Collected data
'''
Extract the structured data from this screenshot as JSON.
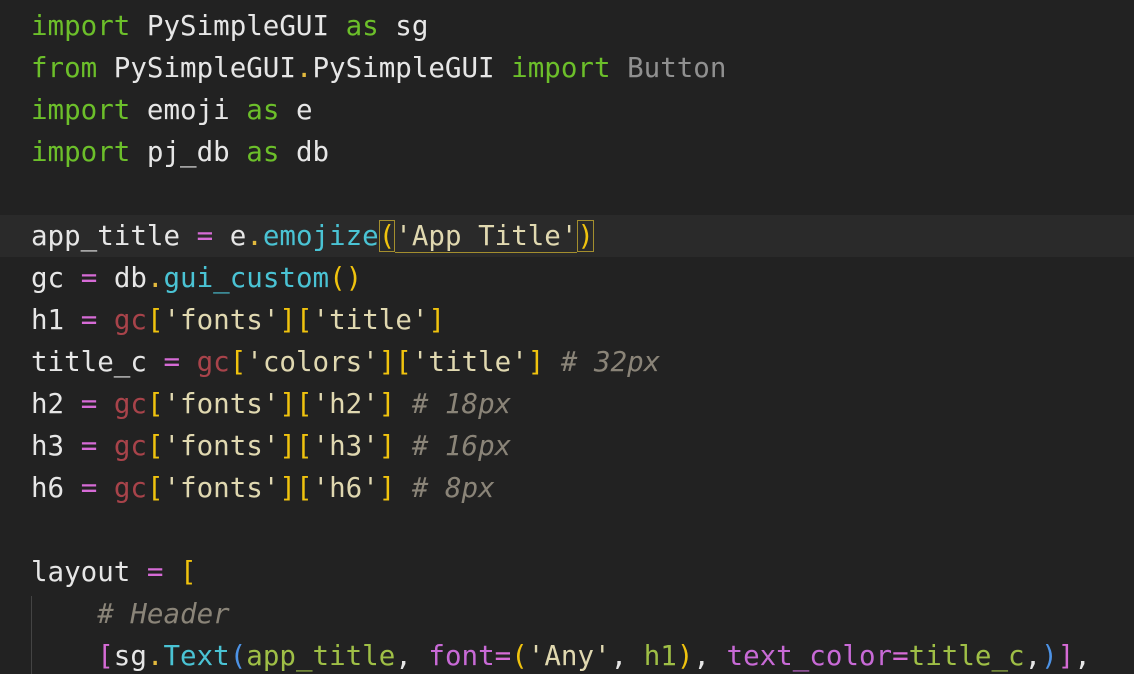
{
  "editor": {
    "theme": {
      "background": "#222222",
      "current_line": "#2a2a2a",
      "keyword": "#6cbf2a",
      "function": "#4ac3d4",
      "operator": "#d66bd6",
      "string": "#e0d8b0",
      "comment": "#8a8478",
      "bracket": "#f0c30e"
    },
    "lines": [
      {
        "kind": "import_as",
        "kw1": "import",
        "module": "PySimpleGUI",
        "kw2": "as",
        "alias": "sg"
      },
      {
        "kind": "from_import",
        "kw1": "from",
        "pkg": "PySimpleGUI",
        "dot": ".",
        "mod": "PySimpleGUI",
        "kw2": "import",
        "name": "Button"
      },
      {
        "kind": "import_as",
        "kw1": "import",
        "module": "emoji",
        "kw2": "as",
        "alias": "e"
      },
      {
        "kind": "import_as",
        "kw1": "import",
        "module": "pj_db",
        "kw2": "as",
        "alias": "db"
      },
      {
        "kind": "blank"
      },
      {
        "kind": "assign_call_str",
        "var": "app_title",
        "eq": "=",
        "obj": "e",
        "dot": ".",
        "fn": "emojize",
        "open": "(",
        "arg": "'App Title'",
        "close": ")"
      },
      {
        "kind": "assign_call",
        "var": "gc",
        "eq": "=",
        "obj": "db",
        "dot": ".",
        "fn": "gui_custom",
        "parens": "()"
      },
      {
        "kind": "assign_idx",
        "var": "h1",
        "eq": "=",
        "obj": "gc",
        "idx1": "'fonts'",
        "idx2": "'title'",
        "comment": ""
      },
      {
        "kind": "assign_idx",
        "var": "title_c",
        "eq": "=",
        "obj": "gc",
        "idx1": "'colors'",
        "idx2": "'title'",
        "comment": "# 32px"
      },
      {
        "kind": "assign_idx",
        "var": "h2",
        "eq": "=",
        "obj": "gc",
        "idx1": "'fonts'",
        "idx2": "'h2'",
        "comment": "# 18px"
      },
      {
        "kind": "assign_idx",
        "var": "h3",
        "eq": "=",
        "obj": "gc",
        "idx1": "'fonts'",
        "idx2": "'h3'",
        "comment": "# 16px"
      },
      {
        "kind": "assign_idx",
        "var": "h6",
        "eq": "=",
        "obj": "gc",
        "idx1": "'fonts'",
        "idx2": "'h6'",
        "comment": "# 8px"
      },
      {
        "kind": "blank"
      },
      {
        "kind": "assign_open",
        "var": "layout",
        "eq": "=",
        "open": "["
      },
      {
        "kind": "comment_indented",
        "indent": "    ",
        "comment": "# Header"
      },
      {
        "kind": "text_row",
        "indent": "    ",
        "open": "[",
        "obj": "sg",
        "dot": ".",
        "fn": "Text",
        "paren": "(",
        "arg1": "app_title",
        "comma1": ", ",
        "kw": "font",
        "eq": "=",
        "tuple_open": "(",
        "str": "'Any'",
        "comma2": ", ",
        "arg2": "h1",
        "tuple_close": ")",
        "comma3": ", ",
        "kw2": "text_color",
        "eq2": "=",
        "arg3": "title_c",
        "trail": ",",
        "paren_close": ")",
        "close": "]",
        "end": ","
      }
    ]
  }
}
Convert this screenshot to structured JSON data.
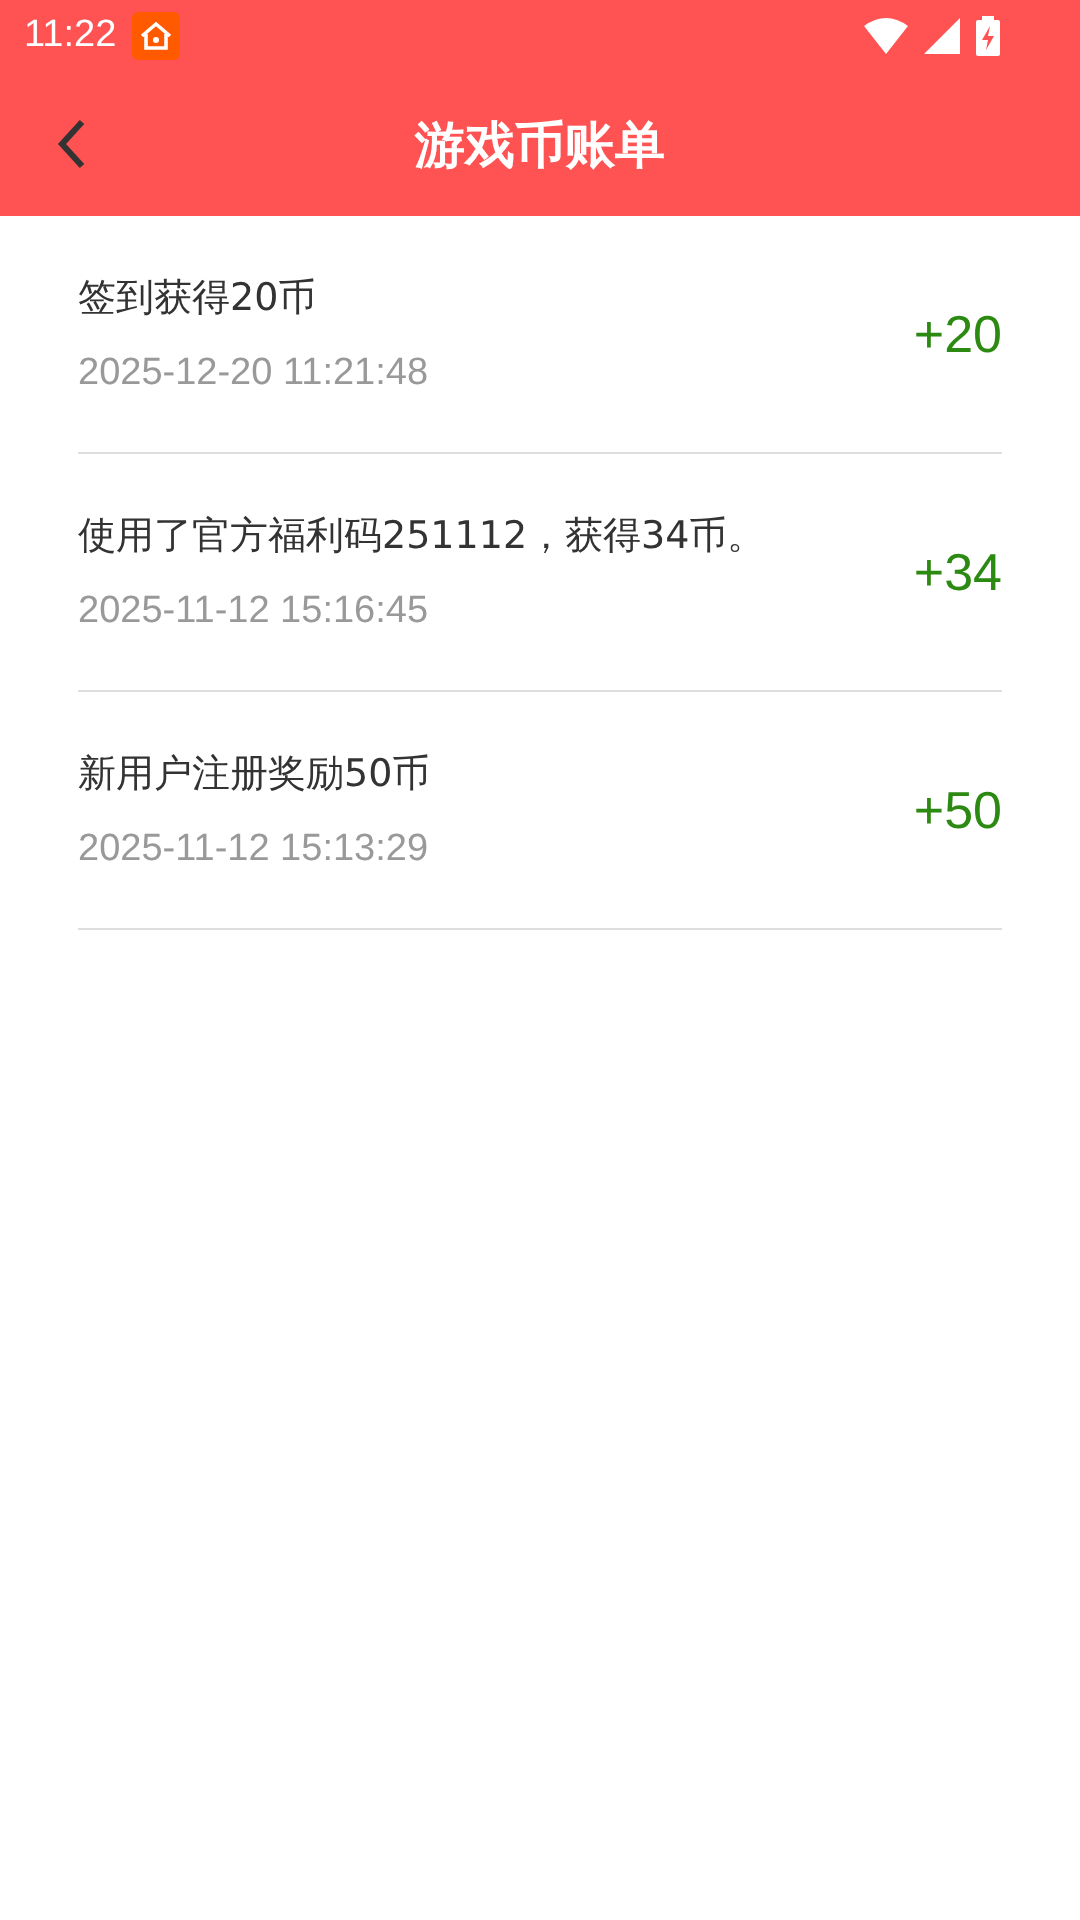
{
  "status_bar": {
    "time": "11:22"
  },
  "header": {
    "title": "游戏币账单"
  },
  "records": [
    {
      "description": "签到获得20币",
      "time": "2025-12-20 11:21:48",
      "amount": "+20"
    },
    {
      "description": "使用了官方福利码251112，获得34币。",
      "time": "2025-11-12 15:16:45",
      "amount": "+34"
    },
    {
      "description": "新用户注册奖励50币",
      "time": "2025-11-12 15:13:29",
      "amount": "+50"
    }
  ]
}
'''
'''
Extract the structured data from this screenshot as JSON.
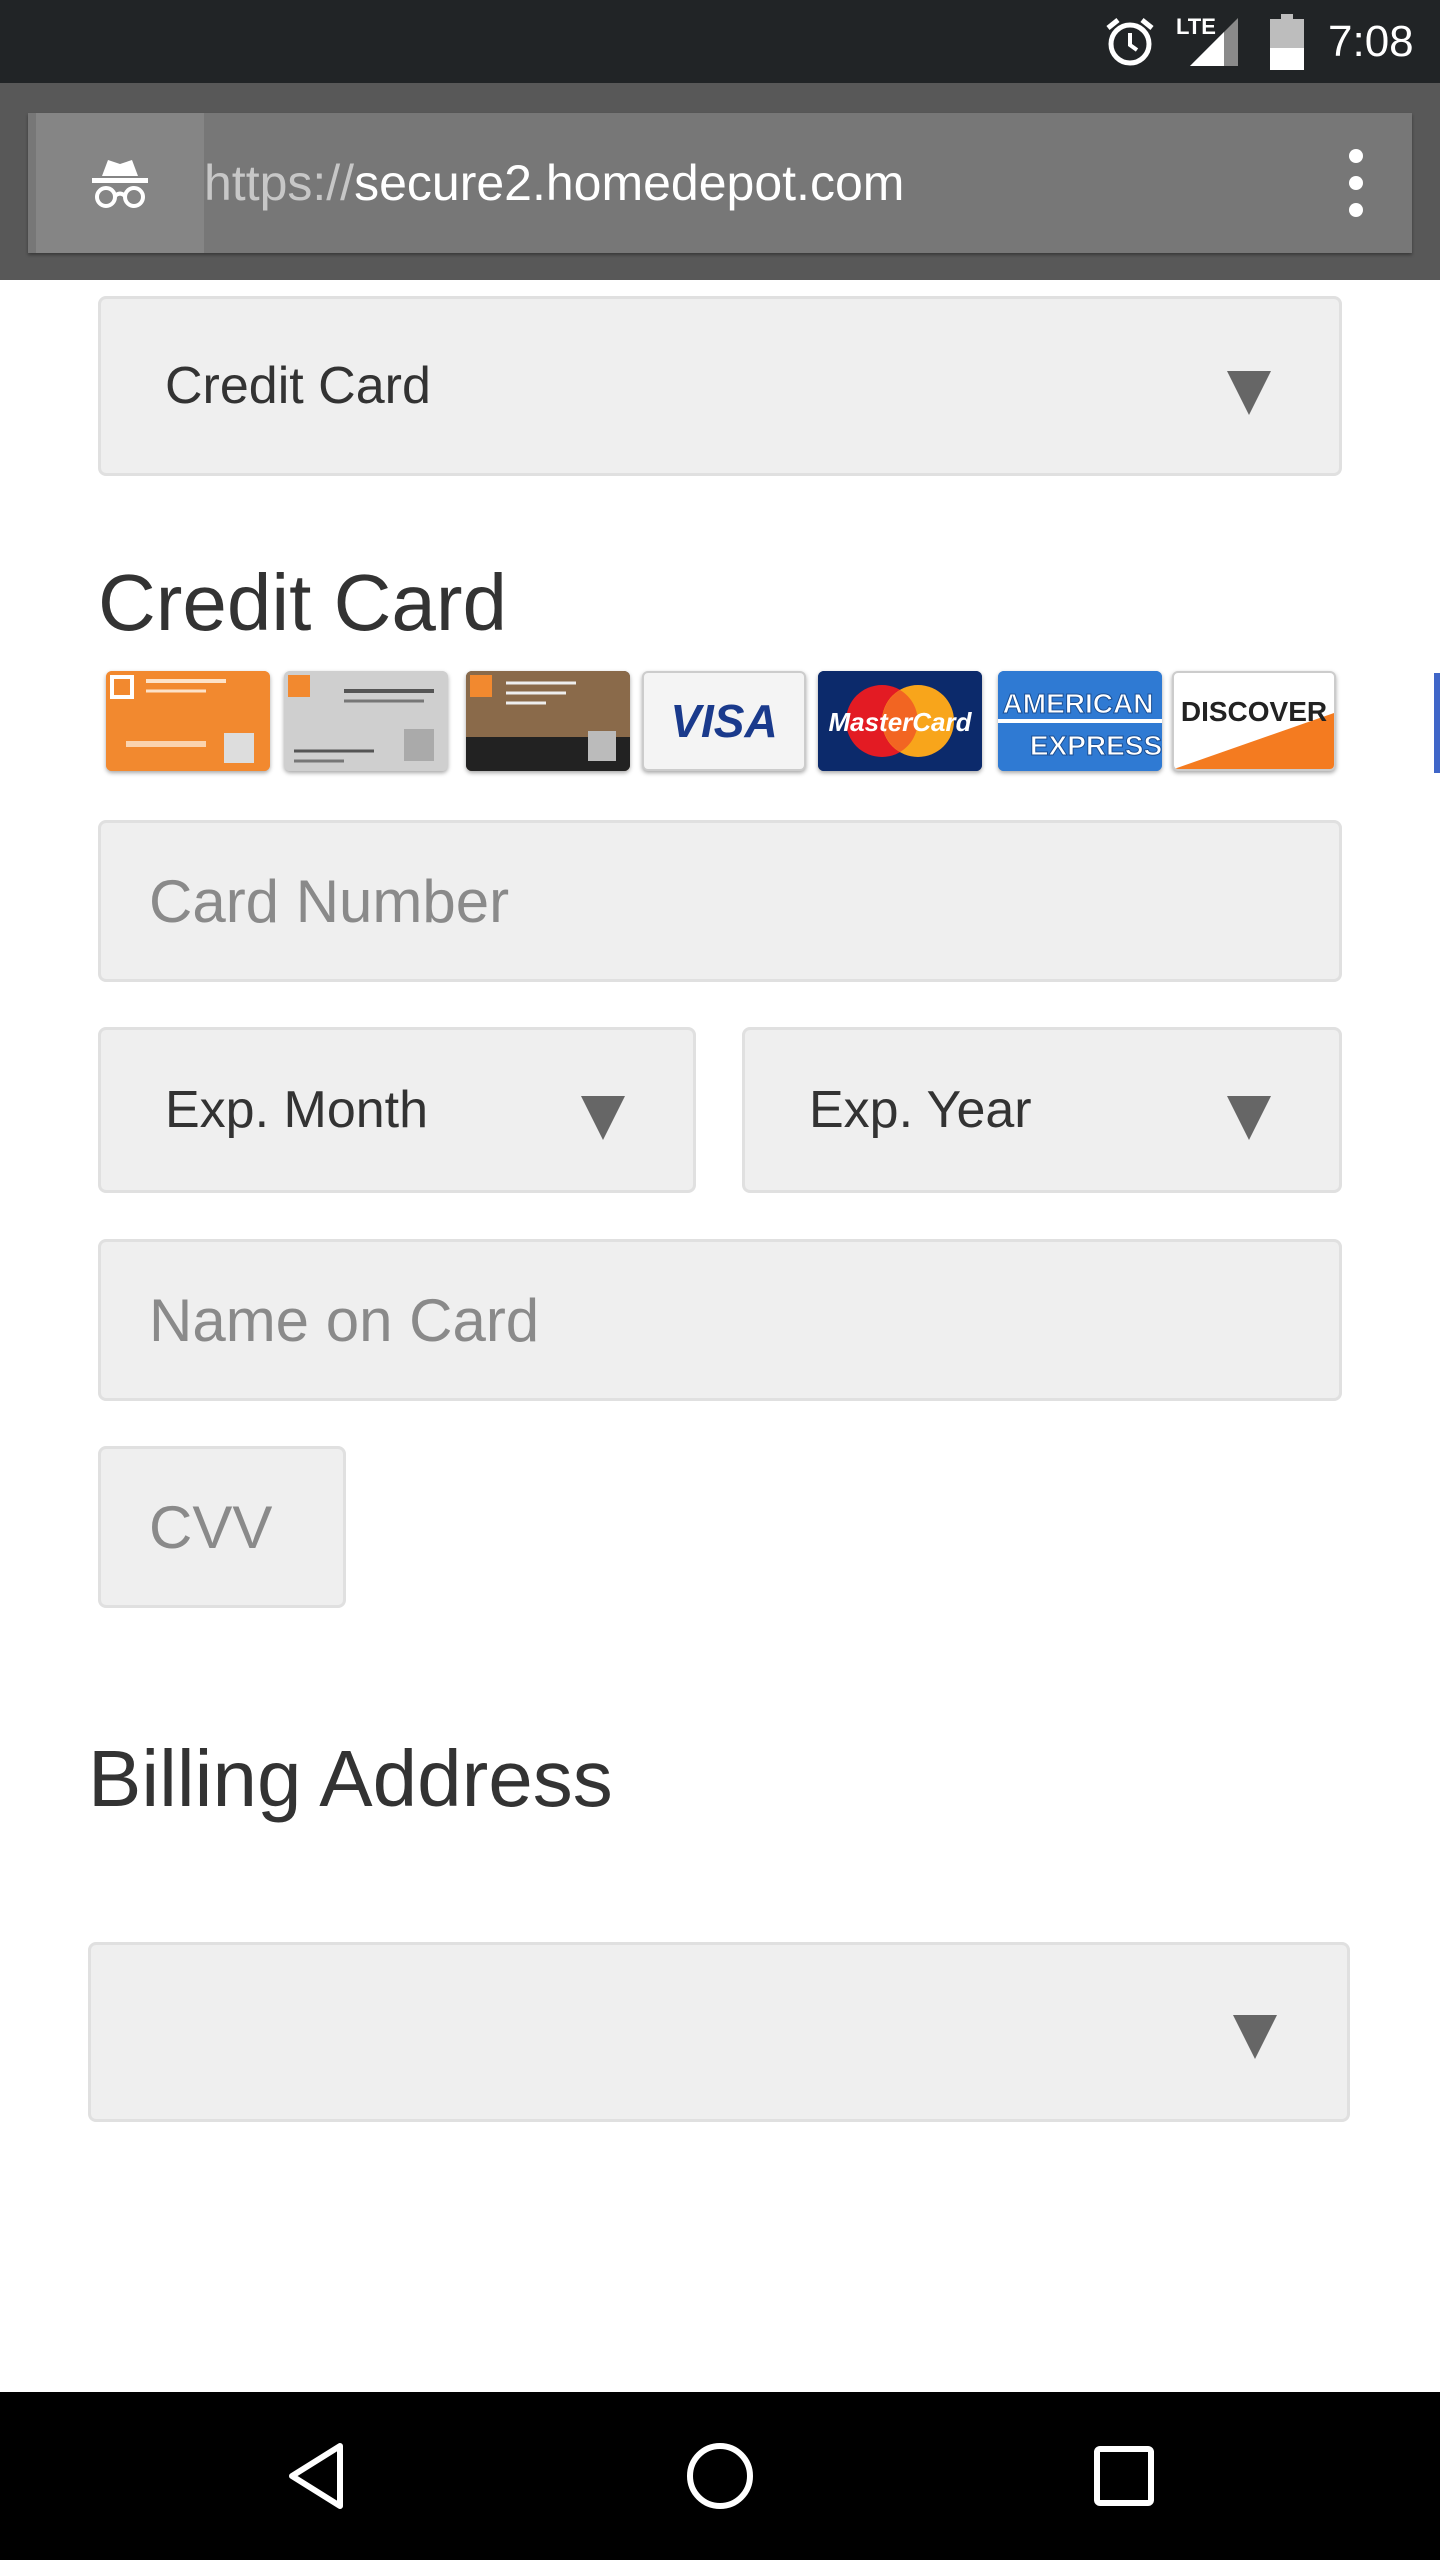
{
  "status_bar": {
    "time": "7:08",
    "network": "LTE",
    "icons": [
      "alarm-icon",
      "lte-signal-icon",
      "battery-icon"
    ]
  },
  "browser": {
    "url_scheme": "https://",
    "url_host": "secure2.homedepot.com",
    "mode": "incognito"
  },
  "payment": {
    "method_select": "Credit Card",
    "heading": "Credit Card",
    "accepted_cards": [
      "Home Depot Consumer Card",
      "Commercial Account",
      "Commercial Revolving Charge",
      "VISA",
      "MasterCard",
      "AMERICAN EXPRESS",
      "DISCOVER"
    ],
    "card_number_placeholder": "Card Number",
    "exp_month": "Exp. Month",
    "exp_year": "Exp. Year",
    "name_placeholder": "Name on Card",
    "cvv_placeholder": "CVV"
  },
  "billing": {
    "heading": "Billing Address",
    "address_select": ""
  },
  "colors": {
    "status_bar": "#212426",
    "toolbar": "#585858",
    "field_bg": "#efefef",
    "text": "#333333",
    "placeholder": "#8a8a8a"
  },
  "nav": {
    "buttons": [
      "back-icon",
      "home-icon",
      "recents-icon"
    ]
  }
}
'''
'''
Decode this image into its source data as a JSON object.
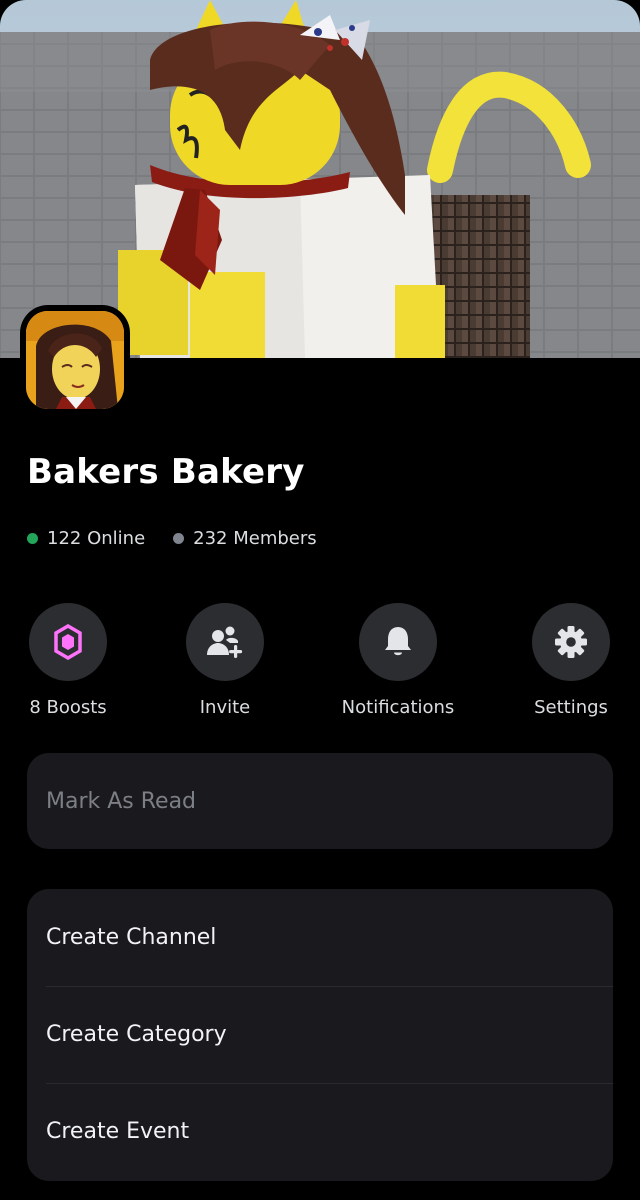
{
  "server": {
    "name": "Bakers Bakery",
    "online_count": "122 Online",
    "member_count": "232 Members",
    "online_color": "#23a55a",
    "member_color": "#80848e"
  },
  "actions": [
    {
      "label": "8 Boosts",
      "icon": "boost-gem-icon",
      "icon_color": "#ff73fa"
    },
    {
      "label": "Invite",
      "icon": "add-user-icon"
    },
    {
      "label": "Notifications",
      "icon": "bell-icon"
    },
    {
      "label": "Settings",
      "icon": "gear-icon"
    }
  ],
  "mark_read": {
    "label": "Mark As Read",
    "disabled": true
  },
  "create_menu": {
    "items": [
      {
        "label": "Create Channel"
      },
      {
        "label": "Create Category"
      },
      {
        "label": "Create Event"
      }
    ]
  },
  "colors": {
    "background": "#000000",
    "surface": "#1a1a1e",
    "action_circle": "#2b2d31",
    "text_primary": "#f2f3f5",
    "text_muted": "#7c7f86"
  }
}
'''
Objective: Report all lines of the material that contain the word "description".

Exercise response:
      "description": "签到获得20币",
      "description": "使用了官方福利码251112，获得34币。",
      "description": "新用户注册奖励50币",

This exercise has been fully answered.